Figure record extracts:
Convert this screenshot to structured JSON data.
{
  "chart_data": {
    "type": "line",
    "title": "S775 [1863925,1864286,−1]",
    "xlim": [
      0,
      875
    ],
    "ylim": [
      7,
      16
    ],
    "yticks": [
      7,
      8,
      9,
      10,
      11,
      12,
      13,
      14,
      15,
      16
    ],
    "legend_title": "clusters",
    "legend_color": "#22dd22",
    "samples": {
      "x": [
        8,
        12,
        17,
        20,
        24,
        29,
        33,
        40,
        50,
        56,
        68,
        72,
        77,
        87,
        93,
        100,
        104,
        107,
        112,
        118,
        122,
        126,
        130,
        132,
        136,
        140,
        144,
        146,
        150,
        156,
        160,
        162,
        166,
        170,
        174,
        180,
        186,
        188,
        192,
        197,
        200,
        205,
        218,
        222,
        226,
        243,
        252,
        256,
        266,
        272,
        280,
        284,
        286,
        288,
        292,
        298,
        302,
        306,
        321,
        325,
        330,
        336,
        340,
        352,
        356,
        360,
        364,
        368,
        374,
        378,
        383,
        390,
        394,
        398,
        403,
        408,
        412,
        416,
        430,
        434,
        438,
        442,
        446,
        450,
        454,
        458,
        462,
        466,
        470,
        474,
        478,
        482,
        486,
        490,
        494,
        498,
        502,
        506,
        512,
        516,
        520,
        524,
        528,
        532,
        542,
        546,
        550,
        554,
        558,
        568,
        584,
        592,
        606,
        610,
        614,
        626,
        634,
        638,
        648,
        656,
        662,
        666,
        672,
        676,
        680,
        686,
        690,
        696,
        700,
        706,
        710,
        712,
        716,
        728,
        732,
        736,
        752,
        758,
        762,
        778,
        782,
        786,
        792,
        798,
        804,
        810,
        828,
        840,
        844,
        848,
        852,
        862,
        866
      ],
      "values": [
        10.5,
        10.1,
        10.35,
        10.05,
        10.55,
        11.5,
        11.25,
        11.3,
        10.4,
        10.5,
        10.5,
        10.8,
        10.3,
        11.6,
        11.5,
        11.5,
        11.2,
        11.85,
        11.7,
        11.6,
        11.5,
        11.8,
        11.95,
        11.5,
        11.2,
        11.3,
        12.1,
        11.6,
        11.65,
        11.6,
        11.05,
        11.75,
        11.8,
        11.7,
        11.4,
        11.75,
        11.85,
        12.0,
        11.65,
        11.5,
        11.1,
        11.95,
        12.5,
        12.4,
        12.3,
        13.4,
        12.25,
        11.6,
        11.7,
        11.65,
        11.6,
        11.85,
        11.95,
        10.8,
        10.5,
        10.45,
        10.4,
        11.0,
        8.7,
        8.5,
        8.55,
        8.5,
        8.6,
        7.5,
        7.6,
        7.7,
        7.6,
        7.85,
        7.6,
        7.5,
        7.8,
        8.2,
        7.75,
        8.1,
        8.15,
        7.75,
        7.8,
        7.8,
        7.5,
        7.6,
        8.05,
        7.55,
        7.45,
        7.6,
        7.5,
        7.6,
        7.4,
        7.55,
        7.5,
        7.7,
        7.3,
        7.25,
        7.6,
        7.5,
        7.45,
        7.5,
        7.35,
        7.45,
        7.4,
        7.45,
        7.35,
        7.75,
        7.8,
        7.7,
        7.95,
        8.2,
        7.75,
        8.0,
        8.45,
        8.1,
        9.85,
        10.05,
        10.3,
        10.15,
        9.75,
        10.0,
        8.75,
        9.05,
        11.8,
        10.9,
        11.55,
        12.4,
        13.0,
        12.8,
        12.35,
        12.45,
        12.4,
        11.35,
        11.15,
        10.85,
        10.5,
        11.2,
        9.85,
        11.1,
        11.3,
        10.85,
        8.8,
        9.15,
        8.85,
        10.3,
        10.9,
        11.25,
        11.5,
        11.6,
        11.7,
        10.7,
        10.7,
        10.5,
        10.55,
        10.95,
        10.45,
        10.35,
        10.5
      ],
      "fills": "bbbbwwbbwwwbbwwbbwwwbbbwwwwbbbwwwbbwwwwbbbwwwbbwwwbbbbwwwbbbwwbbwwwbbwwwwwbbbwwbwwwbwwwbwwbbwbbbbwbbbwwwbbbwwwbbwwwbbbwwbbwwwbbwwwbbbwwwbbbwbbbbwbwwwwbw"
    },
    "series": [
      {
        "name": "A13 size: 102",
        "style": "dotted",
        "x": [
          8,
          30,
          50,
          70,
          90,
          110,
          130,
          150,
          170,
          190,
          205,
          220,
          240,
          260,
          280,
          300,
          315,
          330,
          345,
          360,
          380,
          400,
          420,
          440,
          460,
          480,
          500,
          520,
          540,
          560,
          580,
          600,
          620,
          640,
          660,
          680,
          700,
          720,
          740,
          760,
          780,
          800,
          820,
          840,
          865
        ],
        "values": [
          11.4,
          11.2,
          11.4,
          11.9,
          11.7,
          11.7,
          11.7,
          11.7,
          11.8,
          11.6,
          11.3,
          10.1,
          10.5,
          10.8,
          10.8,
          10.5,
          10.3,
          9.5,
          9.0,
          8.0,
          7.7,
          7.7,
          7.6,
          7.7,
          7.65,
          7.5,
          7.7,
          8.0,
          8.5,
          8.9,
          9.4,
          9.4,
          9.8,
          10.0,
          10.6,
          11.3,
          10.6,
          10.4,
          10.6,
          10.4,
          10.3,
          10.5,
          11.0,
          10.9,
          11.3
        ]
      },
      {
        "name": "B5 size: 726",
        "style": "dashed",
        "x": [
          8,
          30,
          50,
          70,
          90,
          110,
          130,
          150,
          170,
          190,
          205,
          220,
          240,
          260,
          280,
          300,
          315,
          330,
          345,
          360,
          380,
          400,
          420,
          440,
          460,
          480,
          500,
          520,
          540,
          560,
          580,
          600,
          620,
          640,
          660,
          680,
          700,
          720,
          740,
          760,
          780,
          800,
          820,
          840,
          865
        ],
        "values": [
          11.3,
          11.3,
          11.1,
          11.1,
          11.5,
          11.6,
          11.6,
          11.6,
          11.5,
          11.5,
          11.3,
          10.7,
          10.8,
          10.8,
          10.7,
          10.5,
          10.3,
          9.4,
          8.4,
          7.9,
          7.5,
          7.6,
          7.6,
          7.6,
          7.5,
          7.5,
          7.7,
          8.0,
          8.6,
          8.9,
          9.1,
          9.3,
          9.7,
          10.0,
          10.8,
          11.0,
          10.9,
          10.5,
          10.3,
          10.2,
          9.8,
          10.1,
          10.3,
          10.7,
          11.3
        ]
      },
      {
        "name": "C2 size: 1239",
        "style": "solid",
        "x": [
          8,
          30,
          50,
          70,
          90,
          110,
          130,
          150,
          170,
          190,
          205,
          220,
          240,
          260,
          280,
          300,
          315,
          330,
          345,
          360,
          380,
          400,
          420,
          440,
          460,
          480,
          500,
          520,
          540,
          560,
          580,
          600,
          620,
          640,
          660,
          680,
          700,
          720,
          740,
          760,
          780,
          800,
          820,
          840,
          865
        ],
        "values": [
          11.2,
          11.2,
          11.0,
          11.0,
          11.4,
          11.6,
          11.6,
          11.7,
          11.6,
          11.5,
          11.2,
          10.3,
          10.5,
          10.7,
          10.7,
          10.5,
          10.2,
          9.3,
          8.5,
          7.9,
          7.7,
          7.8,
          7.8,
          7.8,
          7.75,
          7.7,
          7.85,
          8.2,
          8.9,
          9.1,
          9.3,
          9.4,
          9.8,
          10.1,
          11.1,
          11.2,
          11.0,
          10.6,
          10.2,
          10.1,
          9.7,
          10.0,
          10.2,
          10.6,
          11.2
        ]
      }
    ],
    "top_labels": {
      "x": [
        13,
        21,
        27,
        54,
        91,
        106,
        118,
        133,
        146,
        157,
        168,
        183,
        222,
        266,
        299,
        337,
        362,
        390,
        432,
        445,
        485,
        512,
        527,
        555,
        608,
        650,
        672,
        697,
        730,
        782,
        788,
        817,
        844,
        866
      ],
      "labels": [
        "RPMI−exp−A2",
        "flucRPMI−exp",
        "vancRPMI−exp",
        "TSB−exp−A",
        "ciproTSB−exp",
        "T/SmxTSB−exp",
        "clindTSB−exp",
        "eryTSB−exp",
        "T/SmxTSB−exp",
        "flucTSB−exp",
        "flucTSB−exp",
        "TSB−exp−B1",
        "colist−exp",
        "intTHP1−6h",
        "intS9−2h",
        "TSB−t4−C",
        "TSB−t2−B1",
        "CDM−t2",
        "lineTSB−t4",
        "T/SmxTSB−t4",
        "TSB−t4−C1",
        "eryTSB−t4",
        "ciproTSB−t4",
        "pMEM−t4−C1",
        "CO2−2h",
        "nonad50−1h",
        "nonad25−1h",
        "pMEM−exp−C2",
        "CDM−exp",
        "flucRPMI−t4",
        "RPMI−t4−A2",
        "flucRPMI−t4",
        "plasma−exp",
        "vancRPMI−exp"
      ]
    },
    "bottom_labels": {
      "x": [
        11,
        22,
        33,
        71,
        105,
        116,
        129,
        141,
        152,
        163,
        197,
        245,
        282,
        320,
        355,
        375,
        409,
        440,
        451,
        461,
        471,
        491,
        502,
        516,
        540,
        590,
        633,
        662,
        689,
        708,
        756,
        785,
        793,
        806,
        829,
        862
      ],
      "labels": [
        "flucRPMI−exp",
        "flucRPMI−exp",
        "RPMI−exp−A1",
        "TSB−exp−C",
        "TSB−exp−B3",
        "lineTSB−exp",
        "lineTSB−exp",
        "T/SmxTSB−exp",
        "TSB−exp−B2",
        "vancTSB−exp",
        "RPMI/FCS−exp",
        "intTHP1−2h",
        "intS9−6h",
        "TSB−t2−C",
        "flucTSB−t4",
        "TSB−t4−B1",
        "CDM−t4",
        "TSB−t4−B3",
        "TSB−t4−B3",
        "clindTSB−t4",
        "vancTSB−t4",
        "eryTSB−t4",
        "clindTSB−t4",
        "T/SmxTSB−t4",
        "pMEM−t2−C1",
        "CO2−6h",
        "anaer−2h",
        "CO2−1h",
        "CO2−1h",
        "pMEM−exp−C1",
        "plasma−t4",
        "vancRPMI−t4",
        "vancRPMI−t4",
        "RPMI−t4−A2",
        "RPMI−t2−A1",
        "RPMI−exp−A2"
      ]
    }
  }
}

## Work required
Give the number of lines in the records that contain the string "pMEM", with no other output.

## Reply
4